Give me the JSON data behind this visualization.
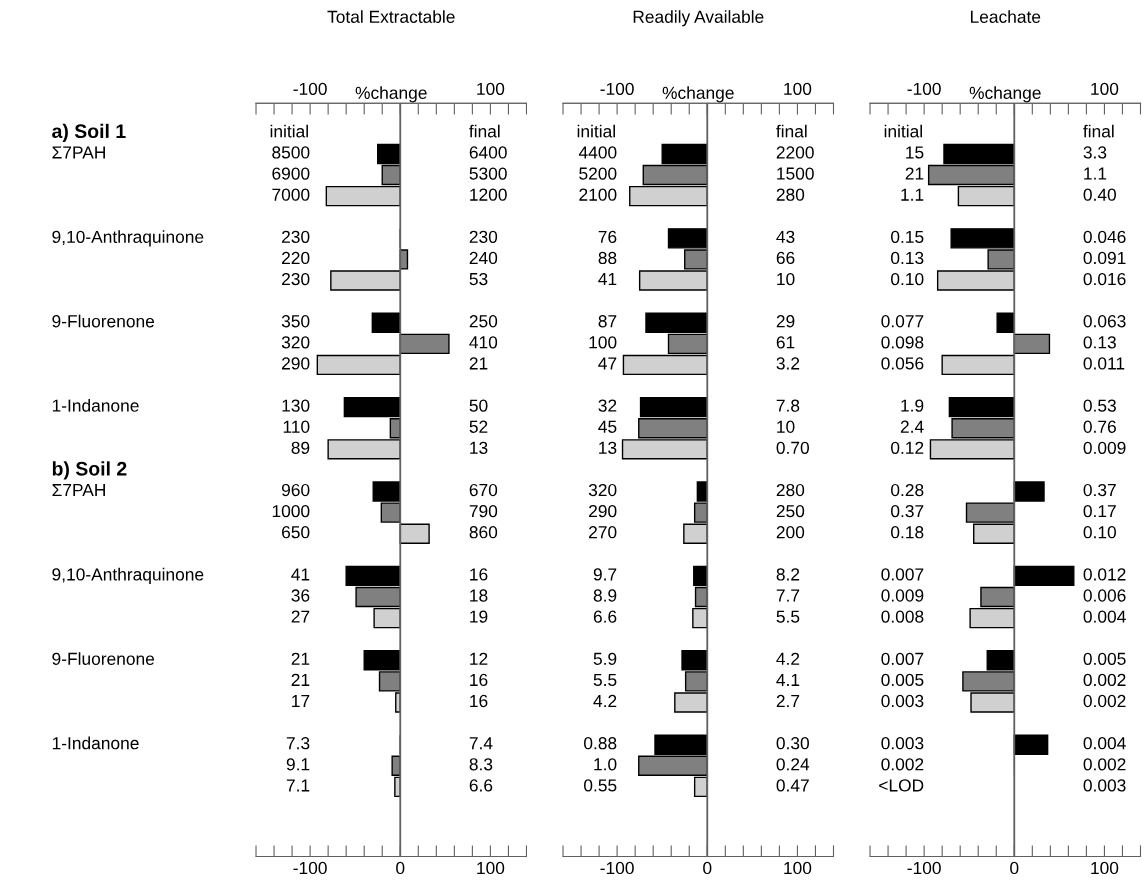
{
  "chart_data": [
    {
      "type": "bar",
      "orientation": "horizontal",
      "title": "Total Extractable",
      "x2label": "%change",
      "categories": [
        "a) Soil 1",
        "Σ7PAH",
        null,
        null,
        null,
        "9,10-Anthraquinone",
        null,
        null,
        null,
        "9-Fluorenone",
        null,
        null,
        null,
        "1-Indanone",
        null,
        null,
        "b) Soil 2",
        "Σ7PAH",
        null,
        null,
        null,
        "9,10-Anthraquinone",
        null,
        null,
        null,
        "9-Fluorenone",
        null,
        null,
        null,
        "1-Indanone",
        null,
        null
      ],
      "values": [
        null,
        -25,
        -20,
        -82,
        null,
        0,
        8,
        -77,
        null,
        -31,
        54,
        -92,
        null,
        -62,
        -11,
        -80,
        null,
        -30,
        -21,
        32,
        null,
        -60,
        -49,
        -29,
        null,
        -40,
        -23,
        -5,
        null,
        0,
        -9,
        -6
      ],
      "colors": [
        null,
        "#000000",
        "#808080",
        "#d0d0d0",
        null,
        "#000000",
        "#808080",
        "#d0d0d0",
        null,
        "#000000",
        "#808080",
        "#d0d0d0",
        null,
        "#000000",
        "#808080",
        "#d0d0d0",
        null,
        "#000000",
        "#808080",
        "#d0d0d0",
        null,
        "#000000",
        "#808080",
        "#d0d0d0",
        null,
        "#000000",
        "#808080",
        "#d0d0d0",
        null,
        "#000000",
        "#808080",
        "#d0d0d0"
      ],
      "xlim": [
        -160,
        140
      ],
      "xticks": [
        {
          "value": -160,
          "label": null
        },
        {
          "value": -140,
          "label": null
        },
        {
          "value": -120,
          "label": null
        },
        -100,
        {
          "value": -80,
          "label": null
        },
        {
          "value": -60,
          "label": null
        },
        {
          "value": -40,
          "label": null
        },
        {
          "value": -20,
          "label": null
        },
        0,
        {
          "value": 20,
          "label": null
        },
        {
          "value": 40,
          "label": null
        },
        {
          "value": 60,
          "label": null
        },
        {
          "value": 80,
          "label": null
        },
        100,
        {
          "value": 120,
          "label": null
        },
        {
          "value": 140,
          "label": null
        }
      ],
      "x2lim": [
        -160,
        140
      ],
      "x2ticks": [
        {
          "value": -160,
          "label": null
        },
        {
          "value": -140,
          "label": null
        },
        {
          "value": -120,
          "label": null
        },
        -100,
        {
          "value": -80,
          "label": null
        },
        {
          "value": -60,
          "label": null
        },
        {
          "value": -40,
          "label": null
        },
        {
          "value": -20,
          "label": null
        },
        {
          "value": 0,
          "label": null
        },
        {
          "value": 20,
          "label": null
        },
        {
          "value": 40,
          "label": null
        },
        {
          "value": 60,
          "label": null
        },
        {
          "value": 80,
          "label": null
        },
        100,
        {
          "value": 120,
          "label": null
        },
        {
          "value": 140,
          "label": null
        }
      ],
      "ref_lines": [
        {
          "axis": "x",
          "value": 0,
          "color": "#606060"
        }
      ],
      "grid": false,
      "legend": false,
      "annotations": [
        "initial",
        "final",
        "8500",
        "6900",
        "7000",
        "230",
        "220",
        "230",
        "350",
        "320",
        "290",
        "130",
        "110",
        "89",
        "960",
        "1000",
        "650",
        "41",
        "36",
        "27",
        "21",
        "21",
        "17",
        "7.3",
        "9.1",
        "7.1",
        "6400",
        "5300",
        "1200",
        "230",
        "240",
        "53",
        "250",
        "410",
        "21",
        "50",
        "52",
        "13",
        "670",
        "790",
        "860",
        "16",
        "18",
        "19",
        "12",
        "16",
        "16",
        "7.4",
        "8.3",
        "6.6"
      ]
    },
    {
      "type": "bar",
      "orientation": "horizontal",
      "title": "Readily Available",
      "x2label": "%change",
      "categories": [
        null,
        null,
        null,
        null,
        null,
        null,
        null,
        null,
        null,
        null,
        null,
        null,
        null,
        null,
        null,
        null,
        null,
        null,
        null,
        null,
        null,
        null,
        null,
        null,
        null,
        null,
        null,
        null,
        null,
        null,
        null,
        null
      ],
      "values": [
        null,
        -50,
        -71,
        -86,
        null,
        -43,
        -25,
        -75,
        null,
        -68,
        -43,
        -93,
        null,
        -74,
        -76,
        -94,
        null,
        -11,
        -14,
        -26,
        null,
        -15,
        -13,
        -16,
        null,
        -28,
        -24,
        -36,
        null,
        -58,
        -76,
        -14
      ],
      "colors": [
        null,
        "#000000",
        "#808080",
        "#d0d0d0",
        null,
        "#000000",
        "#808080",
        "#d0d0d0",
        null,
        "#000000",
        "#808080",
        "#d0d0d0",
        null,
        "#000000",
        "#808080",
        "#d0d0d0",
        null,
        "#000000",
        "#808080",
        "#d0d0d0",
        null,
        "#000000",
        "#808080",
        "#d0d0d0",
        null,
        "#000000",
        "#808080",
        "#d0d0d0",
        null,
        "#000000",
        "#808080",
        "#d0d0d0"
      ],
      "xlim": [
        -160,
        140
      ],
      "xticks": [
        {
          "value": -160,
          "label": null
        },
        {
          "value": -140,
          "label": null
        },
        {
          "value": -120,
          "label": null
        },
        -100,
        {
          "value": -80,
          "label": null
        },
        {
          "value": -60,
          "label": null
        },
        {
          "value": -40,
          "label": null
        },
        {
          "value": -20,
          "label": null
        },
        0,
        {
          "value": 20,
          "label": null
        },
        {
          "value": 40,
          "label": null
        },
        {
          "value": 60,
          "label": null
        },
        {
          "value": 80,
          "label": null
        },
        100,
        {
          "value": 120,
          "label": null
        },
        {
          "value": 140,
          "label": null
        }
      ],
      "x2lim": [
        -160,
        140
      ],
      "x2ticks": [
        {
          "value": -160,
          "label": null
        },
        {
          "value": -140,
          "label": null
        },
        {
          "value": -120,
          "label": null
        },
        -100,
        {
          "value": -80,
          "label": null
        },
        {
          "value": -60,
          "label": null
        },
        {
          "value": -40,
          "label": null
        },
        {
          "value": -20,
          "label": null
        },
        {
          "value": 0,
          "label": null
        },
        {
          "value": 20,
          "label": null
        },
        {
          "value": 40,
          "label": null
        },
        {
          "value": 60,
          "label": null
        },
        {
          "value": 80,
          "label": null
        },
        100,
        {
          "value": 120,
          "label": null
        },
        {
          "value": 140,
          "label": null
        }
      ],
      "ref_lines": [
        {
          "axis": "x",
          "value": 0,
          "color": "#606060"
        }
      ],
      "grid": false,
      "legend": false,
      "annotations": [
        "initial",
        "final",
        "4400",
        "5200",
        "2100",
        "76",
        "88",
        "41",
        "87",
        "100",
        "47",
        "32",
        "45",
        "13",
        "320",
        "290",
        "270",
        "9.7",
        "8.9",
        "6.6",
        "5.9",
        "5.5",
        "4.2",
        "0.88",
        "1.0",
        "0.55",
        "2200",
        "1500",
        "280",
        "43",
        "66",
        "10",
        "29",
        "61",
        "3.2",
        "7.8",
        "10",
        "0.70",
        "280",
        "250",
        "200",
        "8.2",
        "7.7",
        "5.5",
        "4.2",
        "4.1",
        "2.7",
        "0.30",
        "0.24",
        "0.47"
      ]
    },
    {
      "type": "bar",
      "orientation": "horizontal",
      "title": "Leachate",
      "x2label": "%change",
      "categories": [
        null,
        null,
        null,
        null,
        null,
        null,
        null,
        null,
        null,
        null,
        null,
        null,
        null,
        null,
        null,
        null,
        null,
        null,
        null,
        null,
        null,
        null,
        null,
        null,
        null,
        null,
        null,
        null,
        null,
        null,
        null,
        null
      ],
      "values": [
        null,
        -78,
        -95,
        -62,
        null,
        -70,
        -29,
        -85,
        null,
        -19,
        39,
        -80,
        null,
        -72,
        -69,
        -93,
        null,
        33,
        -53,
        -45,
        null,
        66,
        -37,
        -49,
        null,
        -30,
        -57,
        -48,
        null,
        37,
        0,
        null
      ],
      "colors": [
        null,
        "#000000",
        "#808080",
        "#d0d0d0",
        null,
        "#000000",
        "#808080",
        "#d0d0d0",
        null,
        "#000000",
        "#808080",
        "#d0d0d0",
        null,
        "#000000",
        "#808080",
        "#d0d0d0",
        null,
        "#000000",
        "#808080",
        "#d0d0d0",
        null,
        "#000000",
        "#808080",
        "#d0d0d0",
        null,
        "#000000",
        "#808080",
        "#d0d0d0",
        null,
        "#000000",
        "#808080",
        "#d0d0d0"
      ],
      "xlim": [
        -160,
        140
      ],
      "xticks": [
        {
          "value": -160,
          "label": null
        },
        {
          "value": -140,
          "label": null
        },
        {
          "value": -120,
          "label": null
        },
        -100,
        {
          "value": -80,
          "label": null
        },
        {
          "value": -60,
          "label": null
        },
        {
          "value": -40,
          "label": null
        },
        {
          "value": -20,
          "label": null
        },
        0,
        {
          "value": 20,
          "label": null
        },
        {
          "value": 40,
          "label": null
        },
        {
          "value": 60,
          "label": null
        },
        {
          "value": 80,
          "label": null
        },
        100,
        {
          "value": 120,
          "label": null
        },
        {
          "value": 140,
          "label": null
        }
      ],
      "x2lim": [
        -160,
        140
      ],
      "x2ticks": [
        {
          "value": -160,
          "label": null
        },
        {
          "value": -140,
          "label": null
        },
        {
          "value": -120,
          "label": null
        },
        -100,
        {
          "value": -80,
          "label": null
        },
        {
          "value": -60,
          "label": null
        },
        {
          "value": -40,
          "label": null
        },
        {
          "value": -20,
          "label": null
        },
        {
          "value": 0,
          "label": null
        },
        {
          "value": 20,
          "label": null
        },
        {
          "value": 40,
          "label": null
        },
        {
          "value": 60,
          "label": null
        },
        {
          "value": 80,
          "label": null
        },
        100,
        {
          "value": 120,
          "label": null
        },
        {
          "value": 140,
          "label": null
        }
      ],
      "ref_lines": [
        {
          "axis": "x",
          "value": 0,
          "color": "#606060"
        }
      ],
      "grid": false,
      "legend": false,
      "annotations": [
        "initial",
        "final",
        "15",
        "21",
        "1.1",
        "0.15",
        "0.13",
        "0.10",
        "0.077",
        "0.098",
        "0.056",
        "1.9",
        "2.4",
        "0.12",
        "0.28",
        "0.37",
        "0.18",
        "0.007",
        "0.009",
        "0.008",
        "0.007",
        "0.005",
        "0.003",
        "0.003",
        "0.002",
        "<LOD",
        "3.3",
        "1.1",
        "0.40",
        "0.046",
        "0.091",
        "0.016",
        "0.063",
        "0.13",
        "0.011",
        "0.53",
        "0.76",
        "0.009",
        "0.37",
        "0.17",
        "0.10",
        "0.012",
        "0.006",
        "0.004",
        "0.005",
        "0.002",
        "0.002",
        "0.004",
        "0.002",
        "0.003"
      ]
    }
  ]
}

◇ ◇ ◇ ◇

WHAT THE TASK REQUIRES.
Search the entries for the word "title", then gather every line that has it.

SOLUTION TO THIS EXERCISE.
      "title": "Total Extractable",
      "title": "Readily Available",
      "title": "Leachate",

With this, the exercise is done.